Find the word "Operated" in the listing; pull out each line holding it.

===== DATA IN THIS EXERCISE

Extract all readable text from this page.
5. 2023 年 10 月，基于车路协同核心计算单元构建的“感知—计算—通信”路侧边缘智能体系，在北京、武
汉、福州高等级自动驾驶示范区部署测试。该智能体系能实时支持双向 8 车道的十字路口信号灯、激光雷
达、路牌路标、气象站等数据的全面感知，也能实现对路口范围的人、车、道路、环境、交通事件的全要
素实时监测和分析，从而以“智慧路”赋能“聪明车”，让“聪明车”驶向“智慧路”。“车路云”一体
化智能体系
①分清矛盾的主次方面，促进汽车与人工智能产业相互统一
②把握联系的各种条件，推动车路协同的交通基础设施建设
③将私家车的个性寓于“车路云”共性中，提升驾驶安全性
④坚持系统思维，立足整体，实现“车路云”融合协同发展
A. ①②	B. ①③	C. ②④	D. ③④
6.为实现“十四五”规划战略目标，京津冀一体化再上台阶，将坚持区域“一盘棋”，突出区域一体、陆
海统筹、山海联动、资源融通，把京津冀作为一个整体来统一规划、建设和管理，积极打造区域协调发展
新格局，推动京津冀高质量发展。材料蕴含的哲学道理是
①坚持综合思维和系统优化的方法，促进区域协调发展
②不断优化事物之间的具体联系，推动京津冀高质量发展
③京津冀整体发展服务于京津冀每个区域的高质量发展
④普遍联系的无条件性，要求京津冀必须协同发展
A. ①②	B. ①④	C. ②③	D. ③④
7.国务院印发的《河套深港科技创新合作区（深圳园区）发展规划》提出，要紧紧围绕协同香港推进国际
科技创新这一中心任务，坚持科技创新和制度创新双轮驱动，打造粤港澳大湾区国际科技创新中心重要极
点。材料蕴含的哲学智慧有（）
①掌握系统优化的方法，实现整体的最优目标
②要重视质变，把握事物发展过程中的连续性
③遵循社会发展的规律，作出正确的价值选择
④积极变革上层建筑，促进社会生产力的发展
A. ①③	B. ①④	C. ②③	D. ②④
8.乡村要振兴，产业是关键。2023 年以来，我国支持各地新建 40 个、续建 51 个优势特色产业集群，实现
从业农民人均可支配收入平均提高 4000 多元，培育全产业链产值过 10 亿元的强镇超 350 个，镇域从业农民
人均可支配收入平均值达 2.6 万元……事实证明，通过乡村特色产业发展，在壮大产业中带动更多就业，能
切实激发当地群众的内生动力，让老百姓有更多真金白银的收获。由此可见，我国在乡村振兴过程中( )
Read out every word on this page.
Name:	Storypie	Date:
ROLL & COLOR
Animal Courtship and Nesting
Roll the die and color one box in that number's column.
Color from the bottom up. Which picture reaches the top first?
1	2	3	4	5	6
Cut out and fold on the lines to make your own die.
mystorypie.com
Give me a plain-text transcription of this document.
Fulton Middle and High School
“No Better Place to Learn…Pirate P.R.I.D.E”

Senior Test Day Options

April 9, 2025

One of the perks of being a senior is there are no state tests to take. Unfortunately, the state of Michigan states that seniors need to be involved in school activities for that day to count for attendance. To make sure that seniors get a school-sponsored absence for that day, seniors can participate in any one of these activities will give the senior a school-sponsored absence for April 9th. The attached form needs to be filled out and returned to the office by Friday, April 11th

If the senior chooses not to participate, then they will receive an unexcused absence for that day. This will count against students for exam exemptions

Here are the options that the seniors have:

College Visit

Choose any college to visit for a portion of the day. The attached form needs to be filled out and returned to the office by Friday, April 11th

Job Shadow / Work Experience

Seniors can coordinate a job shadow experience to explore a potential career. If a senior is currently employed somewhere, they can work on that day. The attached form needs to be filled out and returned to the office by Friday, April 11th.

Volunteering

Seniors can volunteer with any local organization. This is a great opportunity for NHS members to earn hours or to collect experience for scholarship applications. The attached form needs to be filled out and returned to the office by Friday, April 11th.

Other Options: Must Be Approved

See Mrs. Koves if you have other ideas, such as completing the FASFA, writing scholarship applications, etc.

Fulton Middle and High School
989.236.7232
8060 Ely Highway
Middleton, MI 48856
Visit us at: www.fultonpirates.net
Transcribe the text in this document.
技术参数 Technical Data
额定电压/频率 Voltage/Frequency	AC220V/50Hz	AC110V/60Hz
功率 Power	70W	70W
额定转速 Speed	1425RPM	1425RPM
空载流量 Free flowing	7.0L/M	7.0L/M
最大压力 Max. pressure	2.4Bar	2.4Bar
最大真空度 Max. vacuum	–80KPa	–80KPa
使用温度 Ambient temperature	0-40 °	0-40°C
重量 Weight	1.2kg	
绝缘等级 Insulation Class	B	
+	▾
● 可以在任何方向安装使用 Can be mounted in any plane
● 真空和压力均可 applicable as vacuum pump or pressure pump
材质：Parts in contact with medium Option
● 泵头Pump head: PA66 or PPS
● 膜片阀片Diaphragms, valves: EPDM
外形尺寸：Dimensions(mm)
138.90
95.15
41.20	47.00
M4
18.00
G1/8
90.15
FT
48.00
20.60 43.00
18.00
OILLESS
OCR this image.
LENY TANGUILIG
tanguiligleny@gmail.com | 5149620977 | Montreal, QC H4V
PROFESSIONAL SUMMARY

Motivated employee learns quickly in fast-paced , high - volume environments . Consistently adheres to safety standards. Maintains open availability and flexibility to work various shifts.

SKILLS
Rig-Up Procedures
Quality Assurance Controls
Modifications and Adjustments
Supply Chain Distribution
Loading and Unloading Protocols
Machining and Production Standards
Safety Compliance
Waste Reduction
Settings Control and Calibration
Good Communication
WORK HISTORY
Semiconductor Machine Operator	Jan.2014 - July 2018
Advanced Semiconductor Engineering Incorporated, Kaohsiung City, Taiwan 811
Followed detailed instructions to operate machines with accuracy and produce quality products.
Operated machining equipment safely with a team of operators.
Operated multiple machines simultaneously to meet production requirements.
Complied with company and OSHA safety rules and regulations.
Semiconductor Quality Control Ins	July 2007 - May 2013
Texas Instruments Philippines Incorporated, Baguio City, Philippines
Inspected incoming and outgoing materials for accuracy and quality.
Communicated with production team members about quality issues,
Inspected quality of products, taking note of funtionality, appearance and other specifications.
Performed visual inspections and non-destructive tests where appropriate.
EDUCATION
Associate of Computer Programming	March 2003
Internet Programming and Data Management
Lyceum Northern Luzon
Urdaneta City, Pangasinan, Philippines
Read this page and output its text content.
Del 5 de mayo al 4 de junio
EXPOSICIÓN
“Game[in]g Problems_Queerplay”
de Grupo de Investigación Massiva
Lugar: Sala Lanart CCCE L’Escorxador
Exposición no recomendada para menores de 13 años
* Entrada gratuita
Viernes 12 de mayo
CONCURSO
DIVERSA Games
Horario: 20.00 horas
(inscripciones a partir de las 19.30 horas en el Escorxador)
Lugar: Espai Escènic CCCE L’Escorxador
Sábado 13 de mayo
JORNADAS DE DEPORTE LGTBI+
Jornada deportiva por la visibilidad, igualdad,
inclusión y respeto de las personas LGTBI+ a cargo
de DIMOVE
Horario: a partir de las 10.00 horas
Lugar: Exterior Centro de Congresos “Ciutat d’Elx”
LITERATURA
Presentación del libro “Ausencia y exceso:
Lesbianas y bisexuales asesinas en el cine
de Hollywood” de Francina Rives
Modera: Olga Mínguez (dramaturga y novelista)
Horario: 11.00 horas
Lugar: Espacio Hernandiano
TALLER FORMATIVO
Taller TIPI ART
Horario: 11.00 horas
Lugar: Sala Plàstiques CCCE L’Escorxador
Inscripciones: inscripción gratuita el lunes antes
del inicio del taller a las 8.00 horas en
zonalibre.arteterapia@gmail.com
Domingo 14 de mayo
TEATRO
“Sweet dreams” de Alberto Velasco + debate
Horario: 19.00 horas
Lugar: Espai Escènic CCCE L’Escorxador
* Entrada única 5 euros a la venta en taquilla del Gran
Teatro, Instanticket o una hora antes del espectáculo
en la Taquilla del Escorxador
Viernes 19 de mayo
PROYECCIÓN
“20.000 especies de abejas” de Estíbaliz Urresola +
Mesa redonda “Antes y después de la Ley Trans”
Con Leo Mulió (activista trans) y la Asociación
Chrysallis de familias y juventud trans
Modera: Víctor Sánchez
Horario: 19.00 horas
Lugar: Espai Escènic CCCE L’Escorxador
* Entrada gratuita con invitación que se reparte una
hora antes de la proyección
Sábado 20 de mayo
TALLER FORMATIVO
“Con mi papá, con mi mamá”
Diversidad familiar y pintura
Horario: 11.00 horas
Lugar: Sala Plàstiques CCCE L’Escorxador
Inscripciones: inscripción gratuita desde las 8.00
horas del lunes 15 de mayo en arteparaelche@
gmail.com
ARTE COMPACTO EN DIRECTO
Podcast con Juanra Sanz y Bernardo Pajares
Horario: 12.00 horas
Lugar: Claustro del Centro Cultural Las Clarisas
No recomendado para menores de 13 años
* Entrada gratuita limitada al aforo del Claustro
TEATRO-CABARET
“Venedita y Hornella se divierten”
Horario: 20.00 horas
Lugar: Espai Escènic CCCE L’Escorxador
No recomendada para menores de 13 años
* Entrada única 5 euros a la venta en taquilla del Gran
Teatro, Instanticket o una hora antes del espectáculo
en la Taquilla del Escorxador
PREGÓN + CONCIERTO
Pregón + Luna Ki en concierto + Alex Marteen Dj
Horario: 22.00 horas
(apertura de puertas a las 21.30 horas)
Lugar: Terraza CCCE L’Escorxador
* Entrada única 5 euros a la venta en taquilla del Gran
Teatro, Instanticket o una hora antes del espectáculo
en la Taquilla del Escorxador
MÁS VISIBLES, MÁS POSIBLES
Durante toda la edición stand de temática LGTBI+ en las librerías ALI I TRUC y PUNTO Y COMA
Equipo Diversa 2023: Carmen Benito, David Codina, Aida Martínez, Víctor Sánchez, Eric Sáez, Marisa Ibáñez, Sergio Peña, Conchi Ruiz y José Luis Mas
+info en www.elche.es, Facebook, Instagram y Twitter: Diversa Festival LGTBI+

==========

## TASK RESULT
Operated machining equipment safely with a team of operators.
Operated multiple machines simultaneously to meet production requirements.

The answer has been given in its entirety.